>>>>
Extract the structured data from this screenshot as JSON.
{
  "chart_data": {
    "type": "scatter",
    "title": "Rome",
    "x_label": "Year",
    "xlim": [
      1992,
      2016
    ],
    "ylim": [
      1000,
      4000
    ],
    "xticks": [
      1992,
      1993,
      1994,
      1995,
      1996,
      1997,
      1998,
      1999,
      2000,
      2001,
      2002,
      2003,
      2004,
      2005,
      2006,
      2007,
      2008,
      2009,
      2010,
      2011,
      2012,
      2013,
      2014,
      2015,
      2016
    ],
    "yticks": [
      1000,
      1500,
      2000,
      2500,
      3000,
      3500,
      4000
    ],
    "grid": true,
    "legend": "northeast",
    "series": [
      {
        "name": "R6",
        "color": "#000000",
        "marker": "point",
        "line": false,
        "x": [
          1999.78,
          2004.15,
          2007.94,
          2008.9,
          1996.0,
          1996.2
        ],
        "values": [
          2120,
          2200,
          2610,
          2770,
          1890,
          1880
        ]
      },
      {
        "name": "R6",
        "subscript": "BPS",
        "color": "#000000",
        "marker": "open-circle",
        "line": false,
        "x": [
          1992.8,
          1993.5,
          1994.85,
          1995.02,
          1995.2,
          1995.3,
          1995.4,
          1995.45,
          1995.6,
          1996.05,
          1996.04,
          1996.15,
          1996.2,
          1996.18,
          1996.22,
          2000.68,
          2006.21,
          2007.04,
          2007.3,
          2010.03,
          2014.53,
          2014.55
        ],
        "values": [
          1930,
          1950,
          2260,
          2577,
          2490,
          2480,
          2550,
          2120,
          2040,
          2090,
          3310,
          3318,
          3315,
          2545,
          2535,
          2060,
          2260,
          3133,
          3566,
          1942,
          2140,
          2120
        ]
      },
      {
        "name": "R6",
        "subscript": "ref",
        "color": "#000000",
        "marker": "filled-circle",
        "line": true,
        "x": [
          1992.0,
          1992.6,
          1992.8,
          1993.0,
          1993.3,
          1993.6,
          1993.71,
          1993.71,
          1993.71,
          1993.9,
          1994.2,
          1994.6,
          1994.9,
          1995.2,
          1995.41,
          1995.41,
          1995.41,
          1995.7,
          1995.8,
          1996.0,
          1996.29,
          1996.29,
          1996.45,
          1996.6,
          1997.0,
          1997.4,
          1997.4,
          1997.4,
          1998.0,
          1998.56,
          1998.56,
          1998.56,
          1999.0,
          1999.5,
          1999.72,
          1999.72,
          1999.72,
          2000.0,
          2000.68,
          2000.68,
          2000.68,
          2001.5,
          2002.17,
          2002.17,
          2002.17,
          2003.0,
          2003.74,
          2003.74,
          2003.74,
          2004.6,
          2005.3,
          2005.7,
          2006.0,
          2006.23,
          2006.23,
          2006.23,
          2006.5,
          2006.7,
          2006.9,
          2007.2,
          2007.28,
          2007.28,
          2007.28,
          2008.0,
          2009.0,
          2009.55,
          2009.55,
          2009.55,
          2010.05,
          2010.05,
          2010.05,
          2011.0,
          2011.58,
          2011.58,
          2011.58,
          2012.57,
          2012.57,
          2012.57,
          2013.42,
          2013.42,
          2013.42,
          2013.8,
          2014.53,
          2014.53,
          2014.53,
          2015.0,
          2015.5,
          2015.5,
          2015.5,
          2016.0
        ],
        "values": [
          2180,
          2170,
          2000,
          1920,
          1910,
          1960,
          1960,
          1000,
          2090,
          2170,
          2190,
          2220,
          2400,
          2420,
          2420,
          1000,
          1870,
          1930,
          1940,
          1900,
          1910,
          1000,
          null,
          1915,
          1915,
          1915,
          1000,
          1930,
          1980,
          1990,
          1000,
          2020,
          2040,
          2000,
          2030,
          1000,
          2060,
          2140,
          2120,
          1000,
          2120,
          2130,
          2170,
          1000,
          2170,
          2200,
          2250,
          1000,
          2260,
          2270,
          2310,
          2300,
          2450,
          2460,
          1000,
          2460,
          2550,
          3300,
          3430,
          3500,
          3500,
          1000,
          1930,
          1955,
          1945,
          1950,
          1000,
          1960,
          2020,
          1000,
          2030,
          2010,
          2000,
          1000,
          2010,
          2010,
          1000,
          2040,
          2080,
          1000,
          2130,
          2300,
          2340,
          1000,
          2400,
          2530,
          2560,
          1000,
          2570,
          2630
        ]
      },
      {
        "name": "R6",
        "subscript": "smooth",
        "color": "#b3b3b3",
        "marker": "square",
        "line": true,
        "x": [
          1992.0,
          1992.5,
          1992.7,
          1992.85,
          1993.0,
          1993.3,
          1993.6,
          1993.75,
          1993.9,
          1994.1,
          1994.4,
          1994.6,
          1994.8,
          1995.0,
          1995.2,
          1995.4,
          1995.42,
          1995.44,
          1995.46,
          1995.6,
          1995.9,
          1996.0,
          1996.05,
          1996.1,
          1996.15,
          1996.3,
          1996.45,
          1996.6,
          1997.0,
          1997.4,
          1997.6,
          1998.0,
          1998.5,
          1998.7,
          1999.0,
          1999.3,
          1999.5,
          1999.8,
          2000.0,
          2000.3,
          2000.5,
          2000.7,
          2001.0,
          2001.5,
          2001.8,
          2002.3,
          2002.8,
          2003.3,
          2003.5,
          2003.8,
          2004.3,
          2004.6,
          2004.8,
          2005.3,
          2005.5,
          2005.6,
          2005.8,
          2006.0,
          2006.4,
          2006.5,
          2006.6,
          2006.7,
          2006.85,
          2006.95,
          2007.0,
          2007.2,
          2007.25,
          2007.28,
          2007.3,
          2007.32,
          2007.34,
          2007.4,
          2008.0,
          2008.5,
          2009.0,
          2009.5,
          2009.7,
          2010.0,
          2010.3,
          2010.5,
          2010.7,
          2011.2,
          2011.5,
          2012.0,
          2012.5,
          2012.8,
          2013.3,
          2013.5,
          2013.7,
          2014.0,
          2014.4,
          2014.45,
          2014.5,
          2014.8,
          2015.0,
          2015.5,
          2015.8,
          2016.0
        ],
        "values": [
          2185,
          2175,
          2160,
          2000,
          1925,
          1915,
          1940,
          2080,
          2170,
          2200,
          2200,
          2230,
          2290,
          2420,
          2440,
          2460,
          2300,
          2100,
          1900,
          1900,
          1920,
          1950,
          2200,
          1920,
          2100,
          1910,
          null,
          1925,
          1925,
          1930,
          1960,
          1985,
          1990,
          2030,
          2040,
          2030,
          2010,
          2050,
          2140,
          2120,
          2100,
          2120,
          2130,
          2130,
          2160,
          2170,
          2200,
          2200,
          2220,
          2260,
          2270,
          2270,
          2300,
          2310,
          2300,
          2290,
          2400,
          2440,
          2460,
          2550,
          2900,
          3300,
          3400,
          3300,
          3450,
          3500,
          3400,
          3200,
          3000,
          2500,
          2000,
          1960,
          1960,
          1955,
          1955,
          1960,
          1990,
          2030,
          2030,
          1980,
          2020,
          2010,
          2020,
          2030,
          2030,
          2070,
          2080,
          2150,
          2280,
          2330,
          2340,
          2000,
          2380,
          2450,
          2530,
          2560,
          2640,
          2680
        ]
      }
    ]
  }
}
<<<<
Exercise objective: Scan the lines above for "marker", then copy every one that has it.

Answer:
        "marker": "point",
        "marker": "open-circle",
        "marker": "filled-circle",
        "marker": "square",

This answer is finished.